Supplied information:

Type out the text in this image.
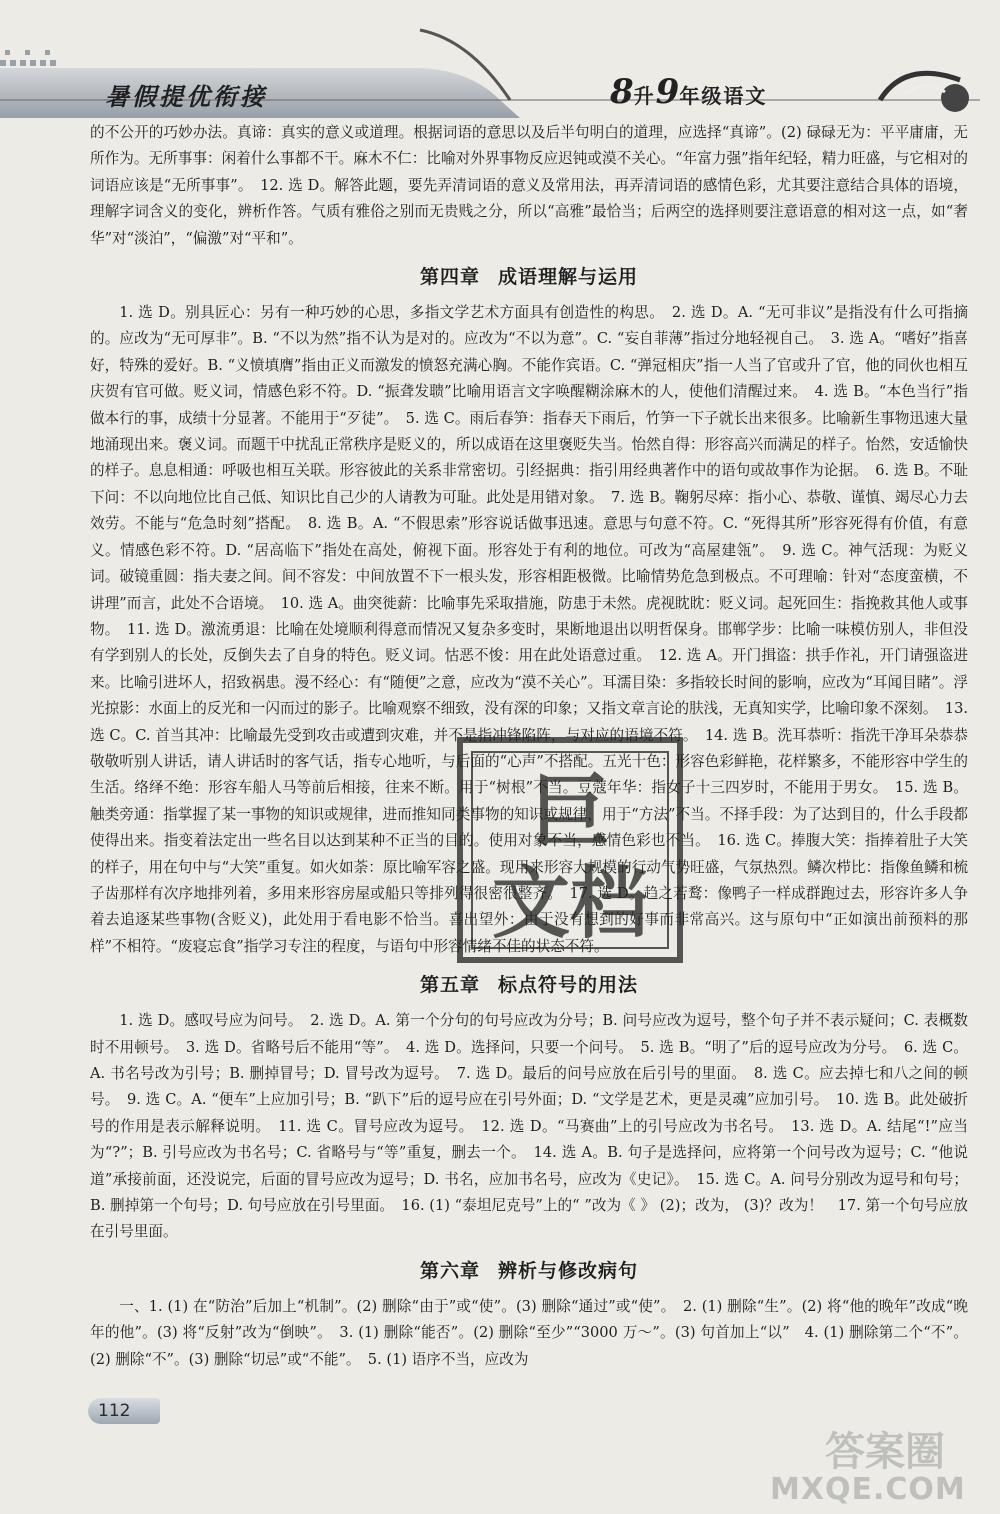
暑假提优衔接	8升9年级语文

的不公开的巧妙办法。真谛：真实的意义或道理。根据词语的意思以及后半句明白的道理，应选择“真谛”。(2) 碌碌无为：平平庸庸，无所作为。无所事事：闲着什么事都不干。麻木不仁：比喻对外界事物反应迟钝或漠不关心。“年富力强”指年纪轻，精力旺盛，与它相对的词语应该是“无所事事”。　12. 选 D。解答此题，要先弄清词语的意义及常用法，再弄清词语的感情色彩，尤其要注意结合具体的语境，理解字词含义的变化，辨析作答。气质有雅俗之别而无贵贱之分，所以“高雅”最恰当；后两空的选择则要注意语意的相对这一点，如“奢华”对“淡泊”，“偏激”对“平和”。

第四章 成语理解与运用

1. 选 D。别具匠心：另有一种巧妙的心思，多指文学艺术方面具有创造性的构思。　2. 选 D。A. “无可非议”是指没有什么可指摘的。应改为“无可厚非”。B. “不以为然”指不认为是对的。应改为“不以为意”。C. “妄自菲薄”指过分地轻视自己。　3. 选 A。“嗜好”指喜好，特殊的爱好。B. “义愤填膺”指由正义而激发的愤怒充满心胸。不能作宾语。C. “弹冠相庆”指一人当了官或升了官，他的同伙也相互庆贺有官可做。贬义词，情感色彩不符。D. “振聋发聩”比喻用语言文字唤醒糊涂麻木的人，使他们清醒过来。　4. 选 B。“本色当行”指做本行的事，成绩十分显著。不能用于“歹徒”。　5. 选 C。雨后春笋：指春天下雨后，竹笋一下子就长出来很多。比喻新生事物迅速大量地涌现出来。褒义词。而题干中扰乱正常秩序是贬义的，所以成语在这里褒贬失当。怡然自得：形容高兴而满足的样子。怡然，安适愉快的样子。息息相通：呼吸也相互关联。形容彼此的关系非常密切。引经据典：指引用经典著作中的语句或故事作为论据。　6. 选 B。不耻下问：不以向地位比自己低、知识比自己少的人请教为可耻。此处是用错对象。　7. 选 B。鞠躬尽瘁：指小心、恭敬、谨慎、竭尽心力去效劳。不能与“危急时刻”搭配。　8. 选 B。A. “不假思索”形容说话做事迅速。意思与句意不符。C. “死得其所”形容死得有价值，有意义。情感色彩不符。D. “居高临下”指处在高处，俯视下面。形容处于有利的地位。可改为“高屋建瓴”。　9. 选 C。神气活现：为贬义词。破镜重圆：指夫妻之间。间不容发：中间放置不下一根头发，形容相距极微。比喻情势危急到极点。不可理喻：针对“态度蛮横，不讲理”而言，此处不合语境。　10. 选 A。曲突徙薪：比喻事先采取措施，防患于未然。虎视眈眈：贬义词。起死回生：指挽救其他人或事物。　11. 选 D。激流勇退：比喻在处境顺利得意而情况又复杂多变时，果断地退出以明哲保身。邯郸学步：比喻一味模仿别人，非但没有学到别人的长处，反倒失去了自身的特色。贬义词。怙恶不悛：用在此处语意过重。　12. 选 A。开门揖盗：拱手作礼，开门请强盗进来。比喻引进坏人，招致祸患。漫不经心：有“随便”之意，应改为“漠不关心”。耳濡目染：多指较长时间的影响，应改为“耳闻目睹”。浮光掠影：水面上的反光和一闪而过的影子。比喻观察不细致，没有深的印象；又指文章言论的肤浅，无真知实学，比喻印象不深刻。　13. 选 C。C. 首当其冲：比喻最先受到攻击或遭到灾难，并不是指冲锋陷阵，与对应的语境不符。　14. 选 B。洗耳恭听：指洗干净耳朵恭恭敬敬听别人讲话，请人讲话时的客气话，指专心地听，与后面的“心声”不搭配。五光十色：形容色彩鲜艳，花样繁多，不能形容中学生的生活。络绎不绝：形容车船人马等前后相接，往来不断。用于“树根”不当。豆蔻年华：指女子十三四岁时，不能用于男女。　15. 选 B。触类旁通：指掌握了某一事物的知识或规律，进而推知同类事物的知识或规律，用于“方法”不当。不择手段：为了达到目的，什么手段都使得出来。指变着法定出一些名目以达到某种不正当的目的。使用对象不当，感情色彩也不当。　16. 选 C。捧腹大笑：指捧着肚子大笑的样子，用在句中与“大笑”重复。如火如荼：原比喻军容之盛。现用来形容大规模的行动气势旺盛，气氛热烈。鳞次栉比：指像鱼鳞和梳子齿那样有次序地排列着，多用来形容房屋或船只等排列得很密很整齐。　17. 选 D。趋之若鹜：像鸭子一样成群跑过去，形容许多人争着去追逐某些事物(含贬义)，此处用于看电影不恰当。喜出望外：由于没有想到的好事而非常高兴。这与原句中“正如演出前预料的那样”不相符。“废寝忘食”指学习专注的程度，与语句中形容情绪不佳的状态不符。

第五章 标点符号的用法

1. 选 D。感叹号应为问号。　2. 选 D。A. 第一个分句的句号应改为分号；B. 问号应改为逗号，整个句子并不表示疑问；C. 表概数时不用顿号。　3. 选 D。省略号后不能用“等”。　4. 选 D。选择问，只要一个问号。　5. 选 B。“明了”后的逗号应改为分号。　6. 选 C。A. 书名号改为引号；B. 删掉冒号；D. 冒号改为逗号。　7. 选 D。最后的问号应放在后引号的里面。　8. 选 C。应去掉七和八之间的顿号。　9. 选 C。A. “便车”上应加引号；B. “趴下”后的逗号应在引号外面；D. “文学是艺术，更是灵魂”应加引号。　10. 选 B。此处破折号的作用是表示解释说明。　11. 选 C。冒号应改为逗号。　12. 选 D。“马赛曲”上的引号应改为书名号。　13. 选 D。A. 结尾“!”应当为“?”；B. 引号应改为书名号；C. 省略号与“等”重复，删去一个。　14. 选 A。B. 句子是选择问，应将第一个问号改为逗号；C. “他说道”承接前面，还没说完，后面的冒号应改为逗号；D. 书名，应加书名号，应改为《史记》。　15. 选 C。A. 问号分别改为逗号和句号；B. 删掉第一个句号；D. 句号应放在引号里面。　16. (1) “泰坦尼克号”上的“ ”改为《 》 (2)；改为， (3)？改为！　17. 第一个句号应放在引号里面。

第六章 辨析与修改病句

一、1. (1) 在“防治”后加上“机制”。(2) 删除“由于”或“使”。(3) 删除“通过”或“使”。　2. (1) 删除“生”。(2) 将“他的晚年”改成“晚年的他”。(3) 将“反射”改为“倒映”。　3. (1) 删除“能否”。(2) 删除“至少”“3000 万～”。(3) 句首加上“以”　4. (1) 删除第二个“不”。(2) 删除“不”。(3) 删除“切忌”或“不能”。　5. (1) 语序不当，应改为

巨
文档
112
答案圈
MXQE.COM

Aim: Every line of text is to be repeated exactly; pictures are left out.

Output for this exercise:
Type out the text in this image.
暑假提优衔接	8升9年级语文

的不公开的巧妙办法。真谛：真实的意义或道理。根据词语的意思以及后半句明白的道理，应选择“真谛”。(2) 碌碌无为：平平庸庸，无所作为。无所事事：闲着什么事都不干。麻木不仁：比喻对外界事物反应迟钝或漠不关心。“年富力强”指年纪轻，精力旺盛，与它相对的词语应该是“无所事事”。　12. 选 D。解答此题，要先弄清词语的意义及常用法，再弄清词语的感情色彩，尤其要注意结合具体的语境，理解字词含义的变化，辨析作答。气质有雅俗之别而无贵贱之分，所以“高雅”最恰当；后两空的选择则要注意语意的相对这一点，如“奢华”对“淡泊”，“偏激”对“平和”。

第四章 成语理解与运用

1. 选 D。别具匠心：另有一种巧妙的心思，多指文学艺术方面具有创造性的构思。　2. 选 D。A. “无可非议”是指没有什么可指摘的。应改为“无可厚非”。B. “不以为然”指不认为是对的。应改为“不以为意”。C. “妄自菲薄”指过分地轻视自己。　3. 选 A。“嗜好”指喜好，特殊的爱好。B. “义愤填膺”指由正义而激发的愤怒充满心胸。不能作宾语。C. “弹冠相庆”指一人当了官或升了官，他的同伙也相互庆贺有官可做。贬义词，情感色彩不符。D. “振聋发聩”比喻用语言文字唤醒糊涂麻木的人，使他们清醒过来。　4. 选 B。“本色当行”指做本行的事，成绩十分显著。不能用于“歹徒”。　5. 选 C。雨后春笋：指春天下雨后，竹笋一下子就长出来很多。比喻新生事物迅速大量地涌现出来。褒义词。而题干中扰乱正常秩序是贬义的，所以成语在这里褒贬失当。怡然自得：形容高兴而满足的样子。怡然，安适愉快的样子。息息相通：呼吸也相互关联。形容彼此的关系非常密切。引经据典：指引用经典著作中的语句或故事作为论据。　6. 选 B。不耻下问：不以向地位比自己低、知识比自己少的人请教为可耻。此处是用错对象。　7. 选 B。鞠躬尽瘁：指小心、恭敬、谨慎、竭尽心力去效劳。不能与“危急时刻”搭配。　8. 选 B。A. “不假思索”形容说话做事迅速。意思与句意不符。C. “死得其所”形容死得有价值，有意义。情感色彩不符。D. “居高临下”指处在高处，俯视下面。形容处于有利的地位。可改为“高屋建瓴”。　9. 选 C。神气活现：为贬义词。破镜重圆：指夫妻之间。间不容发：中间放置不下一根头发，形容相距极微。比喻情势危急到极点。不可理喻：针对“态度蛮横，不讲理”而言，此处不合语境。　10. 选 A。曲突徙薪：比喻事先采取措施，防患于未然。虎视眈眈：贬义词。起死回生：指挽救其他人或事物。　11. 选 D。激流勇退：比喻在处境顺利得意而情况又复杂多变时，果断地退出以明哲保身。邯郸学步：比喻一味模仿别人，非但没有学到别人的长处，反倒失去了自身的特色。贬义词。怙恶不悛：用在此处语意过重。　12. 选 A。开门揖盗：拱手作礼，开门请强盗进来。比喻引进坏人，招致祸患。漫不经心：有“随便”之意，应改为“漠不关心”。耳濡目染：多指较长时间的影响，应改为“耳闻目睹”。浮光掠影：水面上的反光和一闪而过的影子。比喻观察不细致，没有深的印象；又指文章言论的肤浅，无真知实学，比喻印象不深刻。　13. 选 C。C. 首当其冲：比喻最先受到攻击或遭到灾难，并不是指冲锋陷阵，与对应的语境不符。　14. 选 B。洗耳恭听：指洗干净耳朵恭恭敬敬听别人讲话，请人讲话时的客气话，指专心地听，与后面的“心声”不搭配。五光十色：形容色彩鲜艳，花样繁多，不能形容中学生的生活。络绎不绝：形容车船人马等前后相接，往来不断。用于“树根”不当。豆蔻年华：指女子十三四岁时，不能用于男女。　15. 选 B。触类旁通：指掌握了某一事物的知识或规律，进而推知同类事物的知识或规律，用于“方法”不当。不择手段：为了达到目的，什么手段都使得出来。指变着法定出一些名目以达到某种不正当的目的。使用对象不当，感情色彩也不当。　16. 选 C。捧腹大笑：指捧着肚子大笑的样子，用在句中与“大笑”重复。如火如荼：原比喻军容之盛。现用来形容大规模的行动气势旺盛，气氛热烈。鳞次栉比：指像鱼鳞和梳子齿那样有次序地排列着，多用来形容房屋或船只等排列得很密很整齐。　17. 选 D。趋之若鹜：像鸭子一样成群跑过去，形容许多人争着去追逐某些事物(含贬义)，此处用于看电影不恰当。喜出望外：由于没有想到的好事而非常高兴。这与原句中“正如演出前预料的那样”不相符。“废寝忘食”指学习专注的程度，与语句中形容情绪不佳的状态不符。

第五章 标点符号的用法

1. 选 D。感叹号应为问号。　2. 选 D。A. 第一个分句的句号应改为分号；B. 问号应改为逗号，整个句子并不表示疑问；C. 表概数时不用顿号。　3. 选 D。省略号后不能用“等”。　4. 选 D。选择问，只要一个问号。　5. 选 B。“明了”后的逗号应改为分号。　6. 选 C。A. 书名号改为引号；B. 删掉冒号；D. 冒号改为逗号。　7. 选 D。最后的问号应放在后引号的里面。　8. 选 C。应去掉七和八之间的顿号。　9. 选 C。A. “便车”上应加引号；B. “趴下”后的逗号应在引号外面；D. “文学是艺术，更是灵魂”应加引号。　10. 选 B。此处破折号的作用是表示解释说明。　11. 选 C。冒号应改为逗号。　12. 选 D。“马赛曲”上的引号应改为书名号。　13. 选 D。A. 结尾“!”应当为“?”；B. 引号应改为书名号；C. 省略号与“等”重复，删去一个。　14. 选 A。B. 句子是选择问，应将第一个问号改为逗号；C. “他说道”承接前面，还没说完，后面的冒号应改为逗号；D. 书名，应加书名号，应改为《史记》。　15. 选 C。A. 问号分别改为逗号和句号；B. 删掉第一个句号；D. 句号应放在引号里面。　16. (1) “泰坦尼克号”上的“ ”改为《 》 (2)；改为， (3)？改为！　17. 第一个句号应放在引号里面。

第六章 辨析与修改病句

一、1. (1) 在“防治”后加上“机制”。(2) 删除“由于”或“使”。(3) 删除“通过”或“使”。　2. (1) 删除“生”。(2) 将“他的晚年”改成“晚年的他”。(3) 将“反射”改为“倒映”。　3. (1) 删除“能否”。(2) 删除“至少”“3000 万～”。(3) 句首加上“以”　4. (1) 删除第二个“不”。(2) 删除“不”。(3) 删除“切忌”或“不能”。　5. (1) 语序不当，应改为

巨
文档
112
答案圈
MXQE.COM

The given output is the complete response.